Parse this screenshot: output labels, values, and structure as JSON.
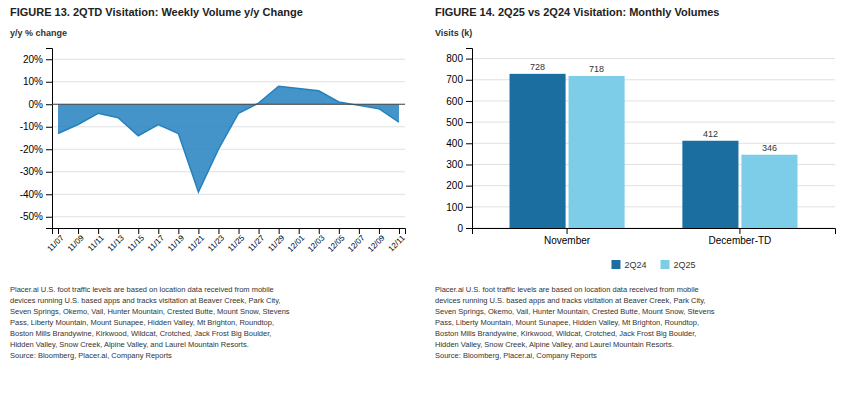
{
  "chart_data": [
    {
      "type": "area",
      "title": "FIGURE 13. 2QTD Visitation: Weekly Volume y/y Change",
      "ylabel": "y/y % change",
      "categories": [
        "11/07",
        "11/09",
        "11/11",
        "11/13",
        "11/15",
        "11/17",
        "11/19",
        "11/21",
        "11/23",
        "11/25",
        "11/27",
        "11/29",
        "12/01",
        "12/03",
        "12/05",
        "12/07",
        "12/09",
        "12/11"
      ],
      "values": [
        -13,
        -9,
        -4,
        -6,
        -14,
        -9,
        -13,
        -39,
        -20,
        -4,
        0.5,
        8,
        7,
        6,
        1,
        -0.5,
        -2,
        -8
      ],
      "color": "#2481C0",
      "ylim": [
        -55,
        25
      ],
      "yticks": [
        {
          "value": -50,
          "label": "-50%"
        },
        {
          "value": -40,
          "label": "-40%"
        },
        {
          "value": -30,
          "label": "-30%"
        },
        {
          "value": -20,
          "label": "-20%"
        },
        {
          "value": -10,
          "label": "-10%"
        },
        {
          "value": 0,
          "label": "0%"
        },
        {
          "value": 10,
          "label": "10%"
        },
        {
          "value": 20,
          "label": "20%"
        }
      ],
      "grid": true,
      "annotations": [
        "Placer.ai U.S. foot traffic levels are based on location data received from mobile\ndevices running U.S. based apps and tracks visitation at Beaver Creek, Park City,\nSeven Springs, Okemo, Vail, Hunter Mountain, Crested Butte, Mount Snow, Stevens\nPass, Liberty Mountain, Mount Sunapee, Hidden Valley, Mt Brighton, Roundtop,\nBoston Mills Brandywine, Kirkwood, Wildcat, Crotched, Jack Frost Big Boulder,\nHidden Valley, Snow Creek, Alpine Valley, and Laurel Mountain Resorts.\nSource: Bloomberg, Placer.ai, Company Reports"
      ]
    },
    {
      "type": "bar",
      "title": "FIGURE 14. 2Q25 vs 2Q24 Visitation: Monthly Volumes",
      "ylabel": "Visits (k)",
      "categories": [
        "November",
        "December-TD"
      ],
      "series": [
        {
          "name": "2Q24",
          "color": "#1a6fa0",
          "values": [
            728,
            412
          ]
        },
        {
          "name": "2Q25",
          "color": "#7ecde8",
          "values": [
            718,
            346
          ]
        }
      ],
      "ylim": [
        0,
        850
      ],
      "yticks": [
        0,
        100,
        200,
        300,
        400,
        500,
        600,
        700,
        800
      ],
      "grid": true,
      "legend": "bottom",
      "data_labels": true,
      "annotations": [
        "Placer.ai U.S. foot traffic levels are based on location data received from mobile\ndevices running U.S. based apps and tracks visitation at Beaver Creek, Park City,\nSeven Springs, Okemo, Vail, Hunter Mountain, Crested Butte, Mount Snow, Stevens\nPass, Liberty Mountain, Mount Sunapee, Hidden Valley, Mt Brighton, Roundtop,\nBoston Mills Brandywine, Kirkwood, Wildcat, Crotched, Jack Frost Big Boulder,\nHidden Valley, Snow Creek, Alpine Valley, and Laurel Mountain Resorts.\nSource: Bloomberg, Placer.ai, Company Reports"
      ]
    }
  ]
}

════════════════

» **To do**: Write out the full listing verbatim, excluding its pictures.

» **Response below**:
Parse this screenshot: output labels, values, and structure as JSON.
{
  "chart_data": [
    {
      "type": "area",
      "title": "FIGURE 13. 2QTD Visitation: Weekly Volume y/y Change",
      "ylabel": "y/y % change",
      "categories": [
        "11/07",
        "11/09",
        "11/11",
        "11/13",
        "11/15",
        "11/17",
        "11/19",
        "11/21",
        "11/23",
        "11/25",
        "11/27",
        "11/29",
        "12/01",
        "12/03",
        "12/05",
        "12/07",
        "12/09",
        "12/11"
      ],
      "values": [
        -13,
        -9,
        -4,
        -6,
        -14,
        -9,
        -13,
        -39,
        -20,
        -4,
        0.5,
        8,
        7,
        6,
        1,
        -0.5,
        -2,
        -8
      ],
      "color": "#2481C0",
      "ylim": [
        -55,
        25
      ],
      "yticks": [
        {
          "value": -50,
          "label": "-50%"
        },
        {
          "value": -40,
          "label": "-40%"
        },
        {
          "value": -30,
          "label": "-30%"
        },
        {
          "value": -20,
          "label": "-20%"
        },
        {
          "value": -10,
          "label": "-10%"
        },
        {
          "value": 0,
          "label": "0%"
        },
        {
          "value": 10,
          "label": "10%"
        },
        {
          "value": 20,
          "label": "20%"
        }
      ],
      "grid": true,
      "annotations": [
        "Placer.ai U.S. foot traffic levels are based on location data received from mobile\ndevices running U.S. based apps and tracks visitation at Beaver Creek, Park City,\nSeven Springs, Okemo, Vail, Hunter Mountain, Crested Butte, Mount Snow, Stevens\nPass, Liberty Mountain, Mount Sunapee, Hidden Valley, Mt Brighton, Roundtop,\nBoston Mills Brandywine, Kirkwood, Wildcat, Crotched, Jack Frost Big Boulder,\nHidden Valley, Snow Creek, Alpine Valley, and Laurel Mountain Resorts.\nSource: Bloomberg, Placer.ai, Company Reports"
      ]
    },
    {
      "type": "bar",
      "title": "FIGURE 14. 2Q25 vs 2Q24 Visitation: Monthly Volumes",
      "ylabel": "Visits (k)",
      "categories": [
        "November",
        "December-TD"
      ],
      "series": [
        {
          "name": "2Q24",
          "color": "#1a6fa0",
          "values": [
            728,
            412
          ]
        },
        {
          "name": "2Q25",
          "color": "#7ecde8",
          "values": [
            718,
            346
          ]
        }
      ],
      "ylim": [
        0,
        850
      ],
      "yticks": [
        0,
        100,
        200,
        300,
        400,
        500,
        600,
        700,
        800
      ],
      "grid": true,
      "legend": "bottom",
      "data_labels": true,
      "annotations": [
        "Placer.ai U.S. foot traffic levels are based on location data received from mobile\ndevices running U.S. based apps and tracks visitation at Beaver Creek, Park City,\nSeven Springs, Okemo, Vail, Hunter Mountain, Crested Butte, Mount Snow, Stevens\nPass, Liberty Mountain, Mount Sunapee, Hidden Valley, Mt Brighton, Roundtop,\nBoston Mills Brandywine, Kirkwood, Wildcat, Crotched, Jack Frost Big Boulder,\nHidden Valley, Snow Creek, Alpine Valley, and Laurel Mountain Resorts.\nSource: Bloomberg, Placer.ai, Company Reports"
      ]
    }
  ]
}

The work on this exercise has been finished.